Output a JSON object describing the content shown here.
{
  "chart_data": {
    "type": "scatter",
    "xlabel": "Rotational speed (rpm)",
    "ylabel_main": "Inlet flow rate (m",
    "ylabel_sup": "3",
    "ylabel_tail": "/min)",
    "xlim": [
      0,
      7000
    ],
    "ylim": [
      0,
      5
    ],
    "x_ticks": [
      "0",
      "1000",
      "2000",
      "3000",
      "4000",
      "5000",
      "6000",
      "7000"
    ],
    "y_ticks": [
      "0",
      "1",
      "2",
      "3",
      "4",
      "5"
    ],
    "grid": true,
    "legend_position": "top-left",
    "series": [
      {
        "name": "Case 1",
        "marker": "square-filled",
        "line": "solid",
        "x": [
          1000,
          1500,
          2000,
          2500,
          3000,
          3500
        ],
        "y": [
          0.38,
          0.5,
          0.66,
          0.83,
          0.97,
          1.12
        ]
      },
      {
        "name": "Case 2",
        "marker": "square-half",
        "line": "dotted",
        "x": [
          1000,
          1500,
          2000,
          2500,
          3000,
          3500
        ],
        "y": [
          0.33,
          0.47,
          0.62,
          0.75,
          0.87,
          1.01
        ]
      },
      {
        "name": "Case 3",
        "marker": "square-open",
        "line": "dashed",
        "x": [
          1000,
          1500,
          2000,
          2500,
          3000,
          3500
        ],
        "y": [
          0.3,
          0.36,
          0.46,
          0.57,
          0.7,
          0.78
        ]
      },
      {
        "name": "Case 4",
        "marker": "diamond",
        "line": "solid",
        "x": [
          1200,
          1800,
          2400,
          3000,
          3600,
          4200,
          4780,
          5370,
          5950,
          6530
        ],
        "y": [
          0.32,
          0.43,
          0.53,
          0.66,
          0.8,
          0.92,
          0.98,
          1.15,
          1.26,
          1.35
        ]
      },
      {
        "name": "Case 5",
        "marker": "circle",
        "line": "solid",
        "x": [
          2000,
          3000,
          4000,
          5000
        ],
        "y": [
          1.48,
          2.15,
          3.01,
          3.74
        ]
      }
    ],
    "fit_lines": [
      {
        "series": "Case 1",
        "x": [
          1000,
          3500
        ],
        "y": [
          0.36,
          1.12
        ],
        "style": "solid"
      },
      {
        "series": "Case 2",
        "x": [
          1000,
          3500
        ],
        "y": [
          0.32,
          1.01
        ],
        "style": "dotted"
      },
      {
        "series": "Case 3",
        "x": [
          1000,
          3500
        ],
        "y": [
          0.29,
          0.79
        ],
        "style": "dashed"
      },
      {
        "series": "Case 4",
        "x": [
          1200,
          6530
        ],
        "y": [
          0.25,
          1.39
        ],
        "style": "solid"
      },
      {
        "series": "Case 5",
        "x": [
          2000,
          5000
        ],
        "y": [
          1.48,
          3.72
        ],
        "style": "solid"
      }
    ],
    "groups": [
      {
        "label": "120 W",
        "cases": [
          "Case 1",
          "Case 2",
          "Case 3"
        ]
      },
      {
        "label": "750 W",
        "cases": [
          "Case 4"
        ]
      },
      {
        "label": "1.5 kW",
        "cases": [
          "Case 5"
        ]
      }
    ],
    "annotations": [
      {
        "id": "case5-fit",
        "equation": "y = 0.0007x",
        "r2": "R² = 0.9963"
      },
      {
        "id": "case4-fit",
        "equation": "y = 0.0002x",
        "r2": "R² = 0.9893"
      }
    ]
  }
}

• _Work to be completed_
Copy out the whole listing exactly; please set it all down.

• _Written solution_
Output a JSON object describing the content shown here.
{
  "chart_data": {
    "type": "scatter",
    "xlabel": "Rotational speed (rpm)",
    "ylabel_main": "Inlet flow rate (m",
    "ylabel_sup": "3",
    "ylabel_tail": "/min)",
    "xlim": [
      0,
      7000
    ],
    "ylim": [
      0,
      5
    ],
    "x_ticks": [
      "0",
      "1000",
      "2000",
      "3000",
      "4000",
      "5000",
      "6000",
      "7000"
    ],
    "y_ticks": [
      "0",
      "1",
      "2",
      "3",
      "4",
      "5"
    ],
    "grid": true,
    "legend_position": "top-left",
    "series": [
      {
        "name": "Case 1",
        "marker": "square-filled",
        "line": "solid",
        "x": [
          1000,
          1500,
          2000,
          2500,
          3000,
          3500
        ],
        "y": [
          0.38,
          0.5,
          0.66,
          0.83,
          0.97,
          1.12
        ]
      },
      {
        "name": "Case 2",
        "marker": "square-half",
        "line": "dotted",
        "x": [
          1000,
          1500,
          2000,
          2500,
          3000,
          3500
        ],
        "y": [
          0.33,
          0.47,
          0.62,
          0.75,
          0.87,
          1.01
        ]
      },
      {
        "name": "Case 3",
        "marker": "square-open",
        "line": "dashed",
        "x": [
          1000,
          1500,
          2000,
          2500,
          3000,
          3500
        ],
        "y": [
          0.3,
          0.36,
          0.46,
          0.57,
          0.7,
          0.78
        ]
      },
      {
        "name": "Case 4",
        "marker": "diamond",
        "line": "solid",
        "x": [
          1200,
          1800,
          2400,
          3000,
          3600,
          4200,
          4780,
          5370,
          5950,
          6530
        ],
        "y": [
          0.32,
          0.43,
          0.53,
          0.66,
          0.8,
          0.92,
          0.98,
          1.15,
          1.26,
          1.35
        ]
      },
      {
        "name": "Case 5",
        "marker": "circle",
        "line": "solid",
        "x": [
          2000,
          3000,
          4000,
          5000
        ],
        "y": [
          1.48,
          2.15,
          3.01,
          3.74
        ]
      }
    ],
    "fit_lines": [
      {
        "series": "Case 1",
        "x": [
          1000,
          3500
        ],
        "y": [
          0.36,
          1.12
        ],
        "style": "solid"
      },
      {
        "series": "Case 2",
        "x": [
          1000,
          3500
        ],
        "y": [
          0.32,
          1.01
        ],
        "style": "dotted"
      },
      {
        "series": "Case 3",
        "x": [
          1000,
          3500
        ],
        "y": [
          0.29,
          0.79
        ],
        "style": "dashed"
      },
      {
        "series": "Case 4",
        "x": [
          1200,
          6530
        ],
        "y": [
          0.25,
          1.39
        ],
        "style": "solid"
      },
      {
        "series": "Case 5",
        "x": [
          2000,
          5000
        ],
        "y": [
          1.48,
          3.72
        ],
        "style": "solid"
      }
    ],
    "groups": [
      {
        "label": "120 W",
        "cases": [
          "Case 1",
          "Case 2",
          "Case 3"
        ]
      },
      {
        "label": "750 W",
        "cases": [
          "Case 4"
        ]
      },
      {
        "label": "1.5 kW",
        "cases": [
          "Case 5"
        ]
      }
    ],
    "annotations": [
      {
        "id": "case5-fit",
        "equation": "y = 0.0007x",
        "r2": "R² = 0.9963"
      },
      {
        "id": "case4-fit",
        "equation": "y = 0.0002x",
        "r2": "R² = 0.9893"
      }
    ]
  }
}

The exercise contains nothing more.